**JOB**
Repeat each line word for word.

**DATASET ENTRIES**

++++++++++

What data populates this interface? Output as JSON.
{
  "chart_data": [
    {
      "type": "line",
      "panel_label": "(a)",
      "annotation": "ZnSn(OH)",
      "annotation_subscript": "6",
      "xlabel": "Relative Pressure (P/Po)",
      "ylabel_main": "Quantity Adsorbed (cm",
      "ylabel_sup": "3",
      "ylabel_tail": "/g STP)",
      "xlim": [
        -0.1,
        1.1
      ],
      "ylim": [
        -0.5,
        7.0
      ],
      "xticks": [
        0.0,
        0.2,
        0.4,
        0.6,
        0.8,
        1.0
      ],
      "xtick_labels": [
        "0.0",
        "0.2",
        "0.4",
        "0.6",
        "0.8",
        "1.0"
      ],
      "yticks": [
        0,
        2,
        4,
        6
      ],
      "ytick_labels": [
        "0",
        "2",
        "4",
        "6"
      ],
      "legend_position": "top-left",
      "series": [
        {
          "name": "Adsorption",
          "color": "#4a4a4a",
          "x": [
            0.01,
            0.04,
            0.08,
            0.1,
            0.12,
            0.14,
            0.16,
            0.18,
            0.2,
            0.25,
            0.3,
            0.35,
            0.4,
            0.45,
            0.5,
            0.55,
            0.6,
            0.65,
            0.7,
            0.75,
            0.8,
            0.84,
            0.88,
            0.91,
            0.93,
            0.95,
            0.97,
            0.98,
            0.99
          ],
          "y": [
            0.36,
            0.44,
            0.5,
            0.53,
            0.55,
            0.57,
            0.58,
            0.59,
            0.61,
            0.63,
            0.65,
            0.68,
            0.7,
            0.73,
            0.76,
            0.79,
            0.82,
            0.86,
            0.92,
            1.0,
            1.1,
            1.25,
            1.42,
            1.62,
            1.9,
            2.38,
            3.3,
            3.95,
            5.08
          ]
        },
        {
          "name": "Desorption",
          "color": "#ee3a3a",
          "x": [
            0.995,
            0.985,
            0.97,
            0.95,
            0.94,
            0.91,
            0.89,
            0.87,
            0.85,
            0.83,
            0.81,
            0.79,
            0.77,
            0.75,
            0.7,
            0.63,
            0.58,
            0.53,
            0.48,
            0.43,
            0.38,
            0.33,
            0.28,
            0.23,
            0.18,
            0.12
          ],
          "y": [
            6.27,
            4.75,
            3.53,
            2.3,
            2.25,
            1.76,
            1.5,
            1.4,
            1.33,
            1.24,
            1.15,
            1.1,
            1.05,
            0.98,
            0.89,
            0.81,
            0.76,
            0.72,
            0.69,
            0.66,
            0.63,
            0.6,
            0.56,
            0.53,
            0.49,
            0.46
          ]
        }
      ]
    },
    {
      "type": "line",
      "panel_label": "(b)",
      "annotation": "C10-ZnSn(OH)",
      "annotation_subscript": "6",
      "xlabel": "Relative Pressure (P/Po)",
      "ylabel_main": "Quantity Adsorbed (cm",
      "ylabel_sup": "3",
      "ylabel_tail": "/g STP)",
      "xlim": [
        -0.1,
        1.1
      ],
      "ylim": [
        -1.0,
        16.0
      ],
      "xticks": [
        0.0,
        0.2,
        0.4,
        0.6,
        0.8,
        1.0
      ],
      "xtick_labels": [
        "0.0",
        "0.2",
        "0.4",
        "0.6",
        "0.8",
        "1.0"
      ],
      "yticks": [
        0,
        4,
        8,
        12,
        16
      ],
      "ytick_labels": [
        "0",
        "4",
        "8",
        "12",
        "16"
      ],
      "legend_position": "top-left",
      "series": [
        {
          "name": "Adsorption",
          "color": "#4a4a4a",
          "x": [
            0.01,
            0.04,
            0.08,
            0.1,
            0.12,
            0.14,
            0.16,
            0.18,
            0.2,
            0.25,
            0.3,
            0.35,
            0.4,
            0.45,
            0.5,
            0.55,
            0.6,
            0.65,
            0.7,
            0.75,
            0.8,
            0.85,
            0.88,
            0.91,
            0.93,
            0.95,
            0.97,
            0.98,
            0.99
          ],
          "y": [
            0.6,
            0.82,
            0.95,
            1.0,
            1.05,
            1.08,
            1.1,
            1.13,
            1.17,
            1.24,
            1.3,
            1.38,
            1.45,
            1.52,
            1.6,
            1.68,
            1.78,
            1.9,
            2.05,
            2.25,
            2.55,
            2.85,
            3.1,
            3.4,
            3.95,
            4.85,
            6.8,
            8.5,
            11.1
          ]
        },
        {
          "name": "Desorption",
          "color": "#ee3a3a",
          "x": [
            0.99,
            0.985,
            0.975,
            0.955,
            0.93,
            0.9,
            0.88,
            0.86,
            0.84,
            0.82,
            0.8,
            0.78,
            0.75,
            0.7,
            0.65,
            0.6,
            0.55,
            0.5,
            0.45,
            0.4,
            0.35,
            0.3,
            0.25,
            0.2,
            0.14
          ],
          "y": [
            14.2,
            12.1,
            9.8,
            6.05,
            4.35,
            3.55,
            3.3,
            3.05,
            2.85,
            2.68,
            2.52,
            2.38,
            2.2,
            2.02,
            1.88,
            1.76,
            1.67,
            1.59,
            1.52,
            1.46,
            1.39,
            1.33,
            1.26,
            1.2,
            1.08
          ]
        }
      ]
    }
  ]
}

++++++++++

**TASK OUTPUT**
What data populates this interface? Output as JSON.
{
  "chart_data": [
    {
      "type": "line",
      "panel_label": "(a)",
      "annotation": "ZnSn(OH)",
      "annotation_subscript": "6",
      "xlabel": "Relative Pressure (P/Po)",
      "ylabel_main": "Quantity Adsorbed (cm",
      "ylabel_sup": "3",
      "ylabel_tail": "/g STP)",
      "xlim": [
        -0.1,
        1.1
      ],
      "ylim": [
        -0.5,
        7.0
      ],
      "xticks": [
        0.0,
        0.2,
        0.4,
        0.6,
        0.8,
        1.0
      ],
      "xtick_labels": [
        "0.0",
        "0.2",
        "0.4",
        "0.6",
        "0.8",
        "1.0"
      ],
      "yticks": [
        0,
        2,
        4,
        6
      ],
      "ytick_labels": [
        "0",
        "2",
        "4",
        "6"
      ],
      "legend_position": "top-left",
      "series": [
        {
          "name": "Adsorption",
          "color": "#4a4a4a",
          "x": [
            0.01,
            0.04,
            0.08,
            0.1,
            0.12,
            0.14,
            0.16,
            0.18,
            0.2,
            0.25,
            0.3,
            0.35,
            0.4,
            0.45,
            0.5,
            0.55,
            0.6,
            0.65,
            0.7,
            0.75,
            0.8,
            0.84,
            0.88,
            0.91,
            0.93,
            0.95,
            0.97,
            0.98,
            0.99
          ],
          "y": [
            0.36,
            0.44,
            0.5,
            0.53,
            0.55,
            0.57,
            0.58,
            0.59,
            0.61,
            0.63,
            0.65,
            0.68,
            0.7,
            0.73,
            0.76,
            0.79,
            0.82,
            0.86,
            0.92,
            1.0,
            1.1,
            1.25,
            1.42,
            1.62,
            1.9,
            2.38,
            3.3,
            3.95,
            5.08
          ]
        },
        {
          "name": "Desorption",
          "color": "#ee3a3a",
          "x": [
            0.995,
            0.985,
            0.97,
            0.95,
            0.94,
            0.91,
            0.89,
            0.87,
            0.85,
            0.83,
            0.81,
            0.79,
            0.77,
            0.75,
            0.7,
            0.63,
            0.58,
            0.53,
            0.48,
            0.43,
            0.38,
            0.33,
            0.28,
            0.23,
            0.18,
            0.12
          ],
          "y": [
            6.27,
            4.75,
            3.53,
            2.3,
            2.25,
            1.76,
            1.5,
            1.4,
            1.33,
            1.24,
            1.15,
            1.1,
            1.05,
            0.98,
            0.89,
            0.81,
            0.76,
            0.72,
            0.69,
            0.66,
            0.63,
            0.6,
            0.56,
            0.53,
            0.49,
            0.46
          ]
        }
      ]
    },
    {
      "type": "line",
      "panel_label": "(b)",
      "annotation": "C10-ZnSn(OH)",
      "annotation_subscript": "6",
      "xlabel": "Relative Pressure (P/Po)",
      "ylabel_main": "Quantity Adsorbed (cm",
      "ylabel_sup": "3",
      "ylabel_tail": "/g STP)",
      "xlim": [
        -0.1,
        1.1
      ],
      "ylim": [
        -1.0,
        16.0
      ],
      "xticks": [
        0.0,
        0.2,
        0.4,
        0.6,
        0.8,
        1.0
      ],
      "xtick_labels": [
        "0.0",
        "0.2",
        "0.4",
        "0.6",
        "0.8",
        "1.0"
      ],
      "yticks": [
        0,
        4,
        8,
        12,
        16
      ],
      "ytick_labels": [
        "0",
        "4",
        "8",
        "12",
        "16"
      ],
      "legend_position": "top-left",
      "series": [
        {
          "name": "Adsorption",
          "color": "#4a4a4a",
          "x": [
            0.01,
            0.04,
            0.08,
            0.1,
            0.12,
            0.14,
            0.16,
            0.18,
            0.2,
            0.25,
            0.3,
            0.35,
            0.4,
            0.45,
            0.5,
            0.55,
            0.6,
            0.65,
            0.7,
            0.75,
            0.8,
            0.85,
            0.88,
            0.91,
            0.93,
            0.95,
            0.97,
            0.98,
            0.99
          ],
          "y": [
            0.6,
            0.82,
            0.95,
            1.0,
            1.05,
            1.08,
            1.1,
            1.13,
            1.17,
            1.24,
            1.3,
            1.38,
            1.45,
            1.52,
            1.6,
            1.68,
            1.78,
            1.9,
            2.05,
            2.25,
            2.55,
            2.85,
            3.1,
            3.4,
            3.95,
            4.85,
            6.8,
            8.5,
            11.1
          ]
        },
        {
          "name": "Desorption",
          "color": "#ee3a3a",
          "x": [
            0.99,
            0.985,
            0.975,
            0.955,
            0.93,
            0.9,
            0.88,
            0.86,
            0.84,
            0.82,
            0.8,
            0.78,
            0.75,
            0.7,
            0.65,
            0.6,
            0.55,
            0.5,
            0.45,
            0.4,
            0.35,
            0.3,
            0.25,
            0.2,
            0.14
          ],
          "y": [
            14.2,
            12.1,
            9.8,
            6.05,
            4.35,
            3.55,
            3.3,
            3.05,
            2.85,
            2.68,
            2.52,
            2.38,
            2.2,
            2.02,
            1.88,
            1.76,
            1.67,
            1.59,
            1.52,
            1.46,
            1.39,
            1.33,
            1.26,
            1.2,
            1.08
          ]
        }
      ]
    }
  ]
}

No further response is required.